Is this a good method to extract the camp size?

In [11]:
m = folium.Map([22.38, 91.4], zoom_start=14)

folium_img = folium.raster_layers.ImageOverlay(
                name='Camp mask',
                image=np.logical_or(img_segm==labels[4],img_segm==labels[5]),
                bounds=[[bbox[1], bbox[0]], [bbox[3], bbox[2]]],
                opacity=0.6)
folium_img.add_to(m)

folium.LayerControl().add_to(m)
m

3. Polygonization

Another way to limit the effects of False Positives, is by applying prior knowledge about the changes we are interested in.

For example, we may want to group pixels that are close to each other together, so we can consider them as part of the same cluster of changes (as we did above in the clustering part) and then compute the size of the clusters to exclude all changes that are too small to be interesting to us.

In order to do that, we will extract the polygons of changes, compute their extension, and filter out smaller changes.


In [12]:
from rasterio.features import shapes as shapebuilder
import pyproj
from shapely.geometry import shape as shapereader
from copy import deepcopy
from tqdm import tqdm

image = np.array(post_morpho, dtype=np.uint8)
mask=None

results = (
    {'type': 'Feature', 'properties': {'raster_val': v}, 'geometry': s}
    for i, (s, v)  in enumerate(
            shapebuilder(image, mask=mask, transform= masked_transform))

● Provided information:

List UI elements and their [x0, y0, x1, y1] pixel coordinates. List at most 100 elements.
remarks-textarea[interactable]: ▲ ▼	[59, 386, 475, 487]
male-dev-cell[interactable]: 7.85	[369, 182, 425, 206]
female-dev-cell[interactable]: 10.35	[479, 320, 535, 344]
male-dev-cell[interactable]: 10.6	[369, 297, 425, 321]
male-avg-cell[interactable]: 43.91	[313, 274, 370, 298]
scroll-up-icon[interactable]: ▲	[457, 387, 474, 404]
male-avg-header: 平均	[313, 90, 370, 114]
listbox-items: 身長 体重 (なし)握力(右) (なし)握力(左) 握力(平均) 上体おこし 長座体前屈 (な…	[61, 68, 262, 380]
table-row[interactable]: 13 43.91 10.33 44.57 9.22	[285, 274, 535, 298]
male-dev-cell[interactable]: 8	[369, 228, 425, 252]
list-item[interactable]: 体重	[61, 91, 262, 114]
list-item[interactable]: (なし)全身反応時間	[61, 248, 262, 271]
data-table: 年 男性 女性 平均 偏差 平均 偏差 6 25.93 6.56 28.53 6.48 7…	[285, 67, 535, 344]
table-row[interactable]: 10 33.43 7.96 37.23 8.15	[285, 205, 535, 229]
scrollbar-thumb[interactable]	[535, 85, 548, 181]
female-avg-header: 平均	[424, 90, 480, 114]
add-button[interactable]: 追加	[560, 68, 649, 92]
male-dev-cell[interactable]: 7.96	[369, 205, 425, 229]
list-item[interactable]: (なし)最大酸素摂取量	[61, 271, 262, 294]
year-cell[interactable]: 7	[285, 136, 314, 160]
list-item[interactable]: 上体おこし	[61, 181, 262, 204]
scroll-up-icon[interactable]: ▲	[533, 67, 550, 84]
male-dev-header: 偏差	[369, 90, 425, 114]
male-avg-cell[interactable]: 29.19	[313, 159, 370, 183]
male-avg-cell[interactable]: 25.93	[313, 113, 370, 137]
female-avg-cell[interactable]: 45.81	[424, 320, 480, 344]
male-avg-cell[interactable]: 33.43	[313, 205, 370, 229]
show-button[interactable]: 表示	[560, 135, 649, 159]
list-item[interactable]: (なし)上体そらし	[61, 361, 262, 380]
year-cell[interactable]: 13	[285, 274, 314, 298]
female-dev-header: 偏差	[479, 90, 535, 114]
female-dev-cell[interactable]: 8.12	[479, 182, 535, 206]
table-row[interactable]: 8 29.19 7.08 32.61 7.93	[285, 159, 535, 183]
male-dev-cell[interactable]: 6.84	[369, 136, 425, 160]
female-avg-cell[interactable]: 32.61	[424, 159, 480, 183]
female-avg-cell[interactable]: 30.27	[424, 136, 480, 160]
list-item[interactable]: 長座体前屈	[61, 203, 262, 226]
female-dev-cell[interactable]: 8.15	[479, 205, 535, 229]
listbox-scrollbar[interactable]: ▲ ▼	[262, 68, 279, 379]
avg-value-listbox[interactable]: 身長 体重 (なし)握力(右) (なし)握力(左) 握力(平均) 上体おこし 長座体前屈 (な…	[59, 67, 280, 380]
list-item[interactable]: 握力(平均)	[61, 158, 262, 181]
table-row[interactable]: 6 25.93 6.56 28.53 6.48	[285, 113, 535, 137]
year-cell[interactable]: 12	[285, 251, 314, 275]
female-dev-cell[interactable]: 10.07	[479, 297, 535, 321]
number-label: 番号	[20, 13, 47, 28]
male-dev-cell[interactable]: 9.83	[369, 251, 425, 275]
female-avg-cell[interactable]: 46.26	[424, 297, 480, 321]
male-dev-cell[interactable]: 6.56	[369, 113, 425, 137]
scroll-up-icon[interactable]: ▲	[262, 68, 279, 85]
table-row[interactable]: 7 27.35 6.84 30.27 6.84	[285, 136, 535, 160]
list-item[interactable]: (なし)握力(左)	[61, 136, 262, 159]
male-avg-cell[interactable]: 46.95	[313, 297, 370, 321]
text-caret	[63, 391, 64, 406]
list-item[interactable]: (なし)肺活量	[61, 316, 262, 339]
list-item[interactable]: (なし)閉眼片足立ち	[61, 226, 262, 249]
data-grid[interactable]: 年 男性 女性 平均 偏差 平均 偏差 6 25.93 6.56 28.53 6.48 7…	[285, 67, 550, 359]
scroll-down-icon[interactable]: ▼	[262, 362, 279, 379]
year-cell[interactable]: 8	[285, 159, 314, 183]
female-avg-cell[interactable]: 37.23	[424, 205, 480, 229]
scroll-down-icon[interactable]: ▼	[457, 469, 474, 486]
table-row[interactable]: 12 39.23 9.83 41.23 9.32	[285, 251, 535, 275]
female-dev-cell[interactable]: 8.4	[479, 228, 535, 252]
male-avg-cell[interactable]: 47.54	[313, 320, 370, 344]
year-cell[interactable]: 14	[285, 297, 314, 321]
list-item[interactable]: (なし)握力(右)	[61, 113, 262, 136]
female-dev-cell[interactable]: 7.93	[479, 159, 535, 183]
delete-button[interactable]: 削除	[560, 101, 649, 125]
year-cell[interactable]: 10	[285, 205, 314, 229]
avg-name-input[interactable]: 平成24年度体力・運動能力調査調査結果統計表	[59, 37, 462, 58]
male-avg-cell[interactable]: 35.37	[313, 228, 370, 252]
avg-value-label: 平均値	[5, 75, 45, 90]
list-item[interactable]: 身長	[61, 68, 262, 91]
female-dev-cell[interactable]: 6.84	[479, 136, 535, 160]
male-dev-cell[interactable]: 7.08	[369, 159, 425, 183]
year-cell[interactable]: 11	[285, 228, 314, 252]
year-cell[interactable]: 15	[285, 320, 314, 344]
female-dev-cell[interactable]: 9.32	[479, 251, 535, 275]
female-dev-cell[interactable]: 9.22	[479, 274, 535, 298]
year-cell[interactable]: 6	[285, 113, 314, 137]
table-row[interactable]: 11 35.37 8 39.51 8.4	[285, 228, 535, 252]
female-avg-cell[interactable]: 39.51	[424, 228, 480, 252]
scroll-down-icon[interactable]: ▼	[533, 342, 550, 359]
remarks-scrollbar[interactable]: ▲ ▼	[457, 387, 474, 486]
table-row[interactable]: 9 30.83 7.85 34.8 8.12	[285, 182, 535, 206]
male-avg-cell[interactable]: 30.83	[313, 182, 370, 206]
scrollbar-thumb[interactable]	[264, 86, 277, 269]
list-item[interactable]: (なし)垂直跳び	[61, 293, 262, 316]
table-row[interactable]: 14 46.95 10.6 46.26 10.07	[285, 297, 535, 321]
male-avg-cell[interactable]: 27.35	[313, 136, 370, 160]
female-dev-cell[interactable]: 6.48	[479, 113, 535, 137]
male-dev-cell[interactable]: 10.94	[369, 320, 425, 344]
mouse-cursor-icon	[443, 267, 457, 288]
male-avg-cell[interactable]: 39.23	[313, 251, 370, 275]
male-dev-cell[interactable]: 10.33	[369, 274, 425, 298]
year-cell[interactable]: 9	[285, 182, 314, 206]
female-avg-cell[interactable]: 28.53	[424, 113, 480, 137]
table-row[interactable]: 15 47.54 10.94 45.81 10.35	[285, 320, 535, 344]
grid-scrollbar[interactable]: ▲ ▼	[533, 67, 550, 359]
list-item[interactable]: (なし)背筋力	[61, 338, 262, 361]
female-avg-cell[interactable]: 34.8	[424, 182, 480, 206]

● Problems to work on:
1. Reproduce the entries from their start through the line containing "90, 370, 114]", swapping "scroll-up-icon" for "scroll-arrow" and keeping everything else the same.
2. Pick up the notebook text on extracting camp size with polygonization where it stops and write the next part.

● Expected answers:
1.
List UI elements and their [x0, y0, x1, y1] pixel coordinates. List at most 100 elements.
remarks-textarea[interactable]: ▲ ▼	[59, 386, 475, 487]
male-dev-cell[interactable]: 7.85	[369, 182, 425, 206]
female-dev-cell[interactable]: 10.35	[479, 320, 535, 344]
male-dev-cell[interactable]: 10.6	[369, 297, 425, 321]
male-avg-cell[interactable]: 43.91	[313, 274, 370, 298]
scroll-arrow[interactable]: ▲	[457, 387, 474, 404]
male-avg-header: 平均	[313, 90, 370, 114]

2.
        )

geoms = list(results)
big_geoms = list()
AREA_THRESHOLD = 500 #1000 #at least 500sqm

polar = pyproj.Proj(init='epsg:4326')
mercator = pyproj.Proj(init='epsg:3857')

with tqdm(total=len(geoms)) as pbar:
    for geom in geoms:
        if(geom['properties']['raster_val'] != 0):
            s = shapereader(geom['geometry'])
            original_geom = deepcopy(geom)
            projected = project_feature(geom, polar, mercator)
            area = shapereader(projected['geometry']).area
            original_geom['properties']['area'] = area
            if(original_geom['properties']['area'] > AREA_THRESHOLD):
                big_geoms.append(original_geom)
        pbar.update(1)
        
geojson_changes = {
  "type": "FeatureCollection",
  "features": big_geoms
}

  return _prepare_from_string(" ".join(pjargs))
  projstring = _prepare_from_string(" ".join((projstring, projkwargs)))
  return _prepare_from_string(" ".join(pjargs))
  projstring = _prepare_from_string(" ".join((projstring, projkwargs)))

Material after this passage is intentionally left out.